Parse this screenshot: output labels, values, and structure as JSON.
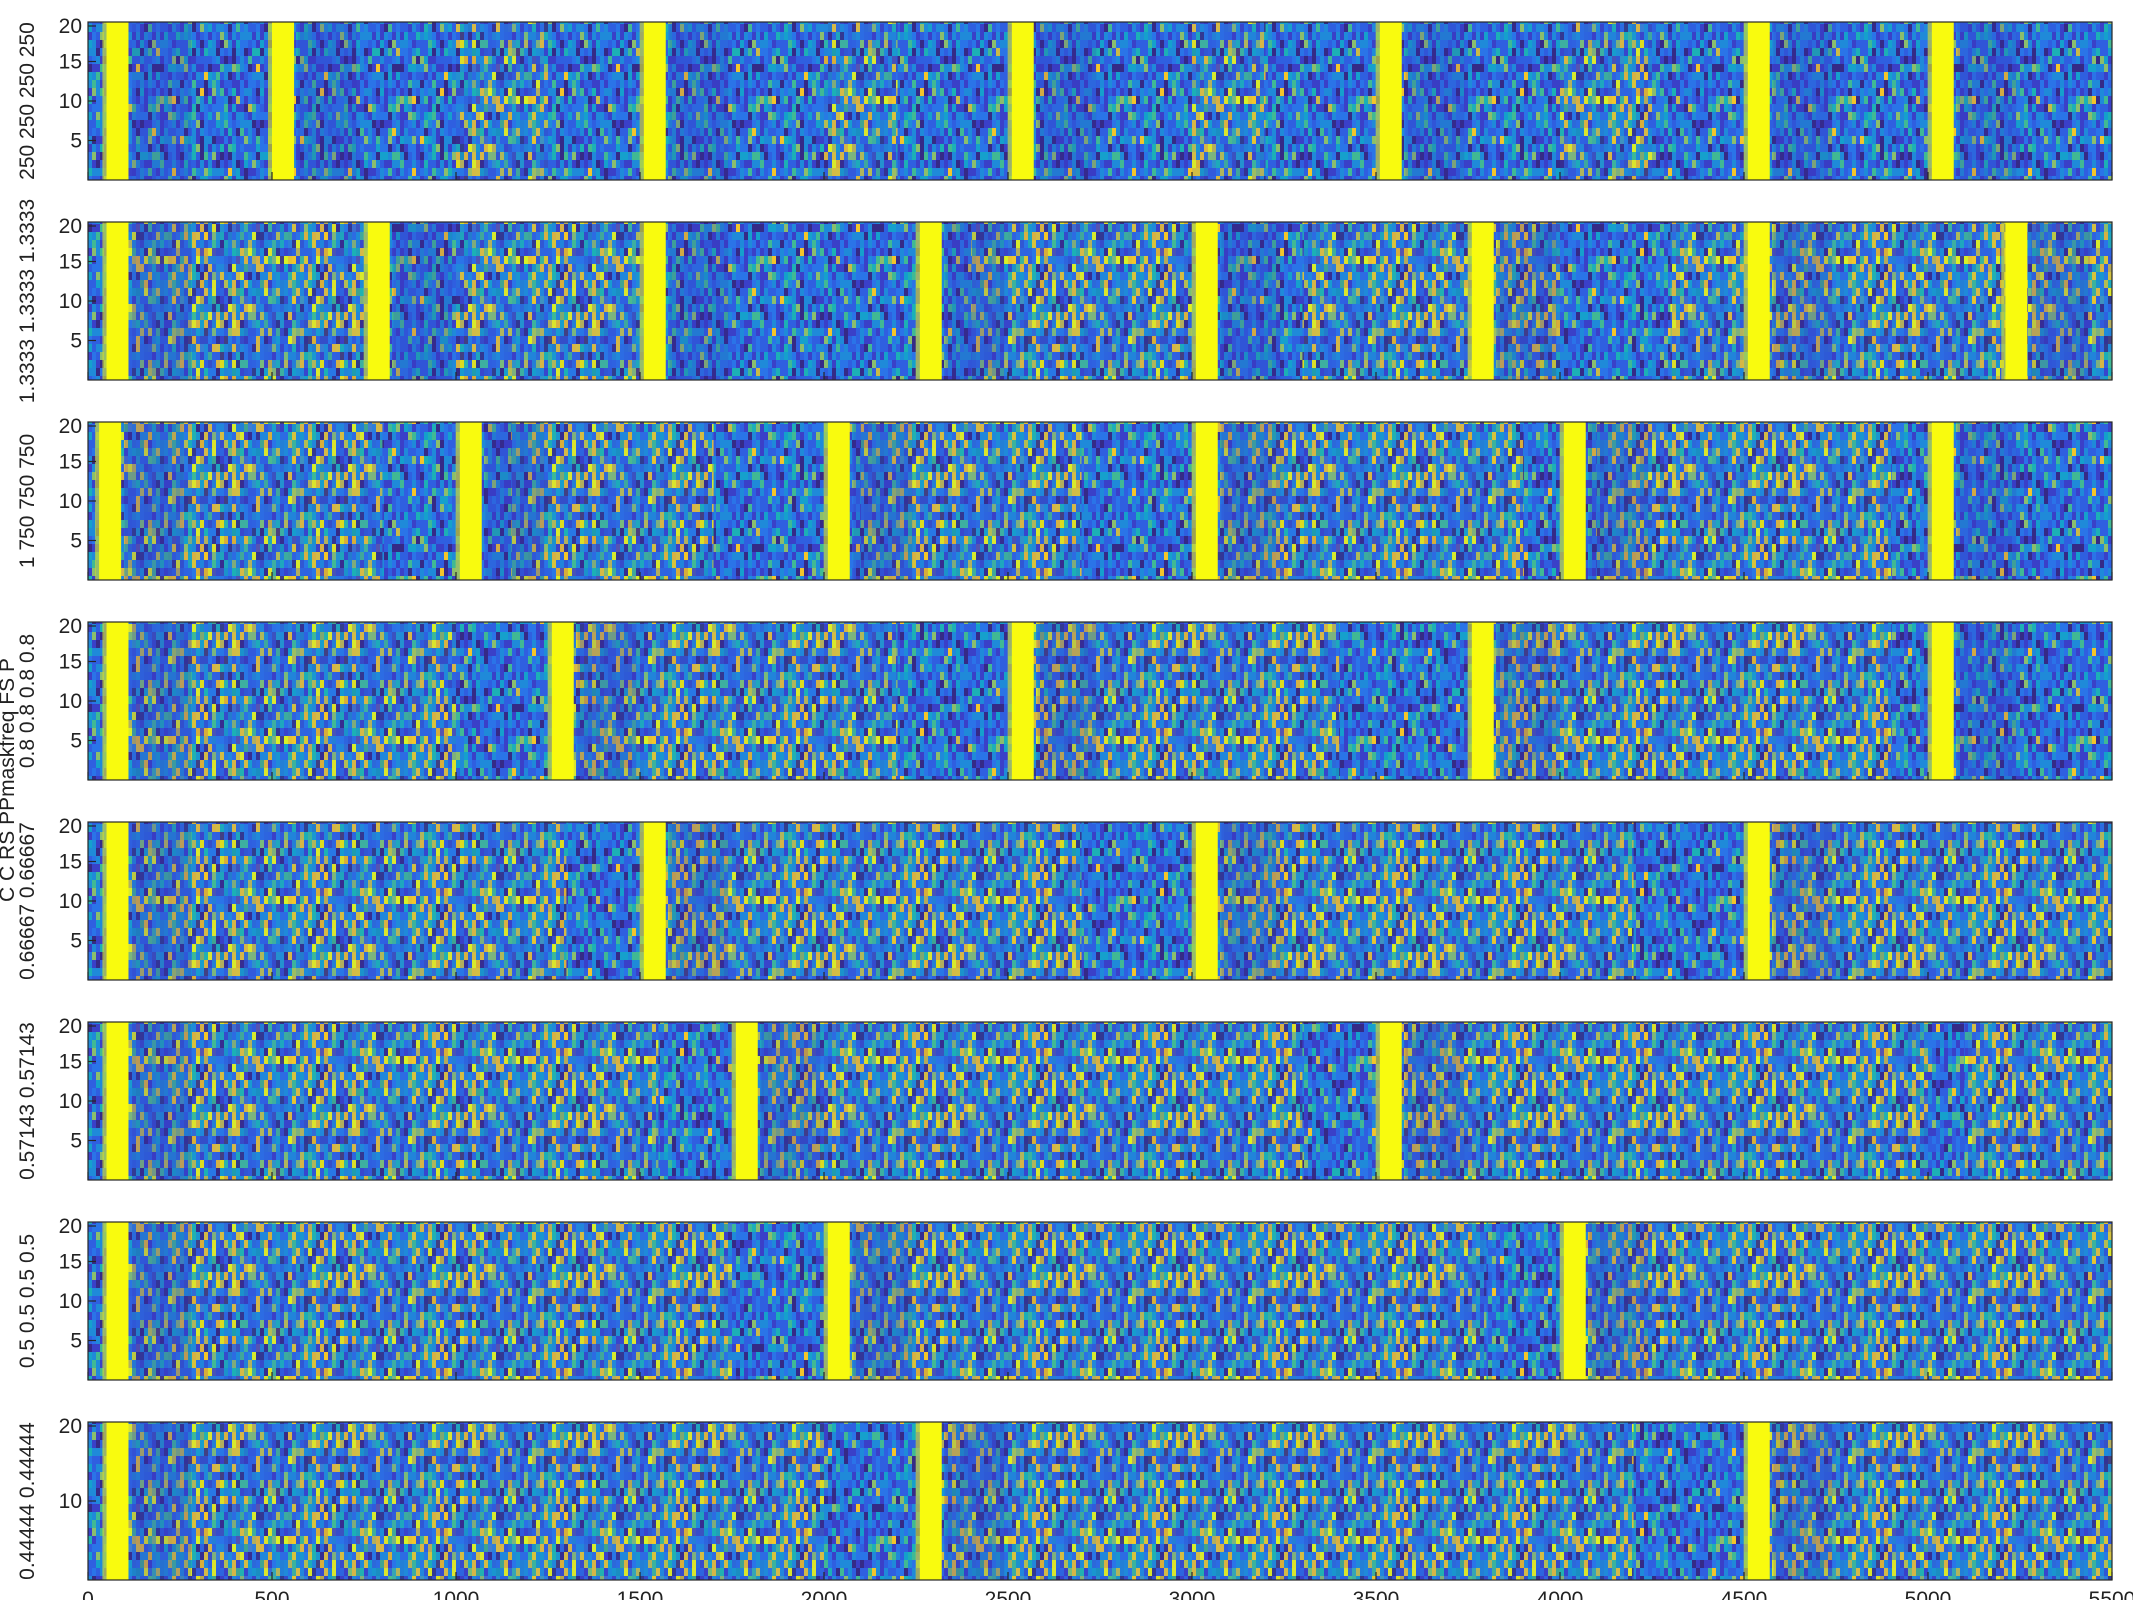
{
  "chart_data": {
    "type": "heatmap",
    "title": "",
    "xlabel": "",
    "ylabel": "C C RS PPmaskfreq FS P",
    "xlim": [
      0,
      5500
    ],
    "x_ticks": [
      0,
      500,
      1000,
      1500,
      2000,
      2500,
      3000,
      3500,
      4000,
      4500,
      5000,
      5500
    ],
    "colormap": "parula",
    "colors": {
      "low": "#3e26a8",
      "mid": "#2b9bd8",
      "high": "#f9fb0e"
    },
    "panels": [
      {
        "row_label": "250 250 250 250",
        "y_ticks": [
          5,
          10,
          15,
          20
        ],
        "rows": 20,
        "bright_bands": [
          80,
          530,
          1540,
          2540,
          3540,
          4540,
          5040
        ],
        "speckle_regions": [
          [
            1000,
            1250
          ],
          [
            2000,
            2200
          ],
          [
            3000,
            3200
          ],
          [
            4000,
            4250
          ]
        ]
      },
      {
        "row_label": "1.3333 1.3333 1.3333",
        "y_ticks": [
          5,
          10,
          15,
          20
        ],
        "rows": 20,
        "bright_bands": [
          80,
          790,
          1540,
          2290,
          3040,
          3790,
          4540,
          5240
        ],
        "speckle_regions": [
          [
            100,
            800
          ],
          [
            1000,
            1500
          ],
          [
            2400,
            3000
          ],
          [
            3300,
            4000
          ],
          [
            4300,
            5500
          ]
        ]
      },
      {
        "row_label": "1 750 750 750",
        "y_ticks": [
          5,
          10,
          15,
          20
        ],
        "rows": 20,
        "bright_bands": [
          60,
          1040,
          2040,
          3040,
          4040,
          5040
        ],
        "speckle_regions": [
          [
            60,
            800
          ],
          [
            1150,
            1700
          ],
          [
            2100,
            2700
          ],
          [
            3050,
            3900
          ],
          [
            4100,
            4900
          ]
        ]
      },
      {
        "row_label": "0.8 0.8 0.8 0.8",
        "y_ticks": [
          5,
          10,
          15,
          20
        ],
        "rows": 20,
        "bright_bands": [
          80,
          1290,
          2540,
          3790,
          5040
        ],
        "speckle_regions": [
          [
            100,
            1000
          ],
          [
            1300,
            2200
          ],
          [
            2560,
            3400
          ],
          [
            3800,
            4900
          ]
        ]
      },
      {
        "row_label": "0.66667 0.66667",
        "y_ticks": [
          5,
          10,
          15,
          20
        ],
        "rows": 20,
        "bright_bands": [
          80,
          1540,
          3040,
          4540
        ],
        "speckle_regions": [
          [
            100,
            1300
          ],
          [
            1560,
            2700
          ],
          [
            3060,
            4200
          ],
          [
            4560,
            5500
          ]
        ]
      },
      {
        "row_label": "0.57143 0.57143",
        "y_ticks": [
          5,
          10,
          15,
          20
        ],
        "rows": 20,
        "bright_bands": [
          80,
          1790,
          3540
        ],
        "speckle_regions": [
          [
            100,
            1550
          ],
          [
            1800,
            3300
          ],
          [
            3560,
            5000
          ],
          [
            5100,
            5500
          ]
        ]
      },
      {
        "row_label": "0.5 0.5 0.5 0.5",
        "y_ticks": [
          5,
          10,
          15,
          20
        ],
        "rows": 20,
        "bright_bands": [
          80,
          2040,
          4040
        ],
        "speckle_regions": [
          [
            100,
            1750
          ],
          [
            2060,
            3800
          ],
          [
            4060,
            5500
          ]
        ]
      },
      {
        "row_label": "0.44444 0.44444",
        "y_ticks": [
          10,
          20
        ],
        "rows": 20,
        "bright_bands": [
          80,
          2290,
          4540
        ],
        "speckle_regions": [
          [
            100,
            2000
          ],
          [
            2300,
            4200
          ],
          [
            4560,
            5500
          ]
        ]
      }
    ]
  }
}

########

REQUIRED TASK = Omit the pictures, and quote the material above exactly as given.

FINAL ANSWER =
Parse this screenshot: output labels, values, and structure as JSON.
{
  "chart_data": {
    "type": "heatmap",
    "title": "",
    "xlabel": "",
    "ylabel": "C C RS PPmaskfreq FS P",
    "xlim": [
      0,
      5500
    ],
    "x_ticks": [
      0,
      500,
      1000,
      1500,
      2000,
      2500,
      3000,
      3500,
      4000,
      4500,
      5000,
      5500
    ],
    "colormap": "parula",
    "colors": {
      "low": "#3e26a8",
      "mid": "#2b9bd8",
      "high": "#f9fb0e"
    },
    "panels": [
      {
        "row_label": "250 250 250 250",
        "y_ticks": [
          5,
          10,
          15,
          20
        ],
        "rows": 20,
        "bright_bands": [
          80,
          530,
          1540,
          2540,
          3540,
          4540,
          5040
        ],
        "speckle_regions": [
          [
            1000,
            1250
          ],
          [
            2000,
            2200
          ],
          [
            3000,
            3200
          ],
          [
            4000,
            4250
          ]
        ]
      },
      {
        "row_label": "1.3333 1.3333 1.3333",
        "y_ticks": [
          5,
          10,
          15,
          20
        ],
        "rows": 20,
        "bright_bands": [
          80,
          790,
          1540,
          2290,
          3040,
          3790,
          4540,
          5240
        ],
        "speckle_regions": [
          [
            100,
            800
          ],
          [
            1000,
            1500
          ],
          [
            2400,
            3000
          ],
          [
            3300,
            4000
          ],
          [
            4300,
            5500
          ]
        ]
      },
      {
        "row_label": "1 750 750 750",
        "y_ticks": [
          5,
          10,
          15,
          20
        ],
        "rows": 20,
        "bright_bands": [
          60,
          1040,
          2040,
          3040,
          4040,
          5040
        ],
        "speckle_regions": [
          [
            60,
            800
          ],
          [
            1150,
            1700
          ],
          [
            2100,
            2700
          ],
          [
            3050,
            3900
          ],
          [
            4100,
            4900
          ]
        ]
      },
      {
        "row_label": "0.8 0.8 0.8 0.8",
        "y_ticks": [
          5,
          10,
          15,
          20
        ],
        "rows": 20,
        "bright_bands": [
          80,
          1290,
          2540,
          3790,
          5040
        ],
        "speckle_regions": [
          [
            100,
            1000
          ],
          [
            1300,
            2200
          ],
          [
            2560,
            3400
          ],
          [
            3800,
            4900
          ]
        ]
      },
      {
        "row_label": "0.66667 0.66667",
        "y_ticks": [
          5,
          10,
          15,
          20
        ],
        "rows": 20,
        "bright_bands": [
          80,
          1540,
          3040,
          4540
        ],
        "speckle_regions": [
          [
            100,
            1300
          ],
          [
            1560,
            2700
          ],
          [
            3060,
            4200
          ],
          [
            4560,
            5500
          ]
        ]
      },
      {
        "row_label": "0.57143 0.57143",
        "y_ticks": [
          5,
          10,
          15,
          20
        ],
        "rows": 20,
        "bright_bands": [
          80,
          1790,
          3540
        ],
        "speckle_regions": [
          [
            100,
            1550
          ],
          [
            1800,
            3300
          ],
          [
            3560,
            5000
          ],
          [
            5100,
            5500
          ]
        ]
      },
      {
        "row_label": "0.5 0.5 0.5 0.5",
        "y_ticks": [
          5,
          10,
          15,
          20
        ],
        "rows": 20,
        "bright_bands": [
          80,
          2040,
          4040
        ],
        "speckle_regions": [
          [
            100,
            1750
          ],
          [
            2060,
            3800
          ],
          [
            4060,
            5500
          ]
        ]
      },
      {
        "row_label": "0.44444 0.44444",
        "y_ticks": [
          10,
          20
        ],
        "rows": 20,
        "bright_bands": [
          80,
          2290,
          4540
        ],
        "speckle_regions": [
          [
            100,
            2000
          ],
          [
            2300,
            4200
          ],
          [
            4560,
            5500
          ]
        ]
      }
    ]
  }
}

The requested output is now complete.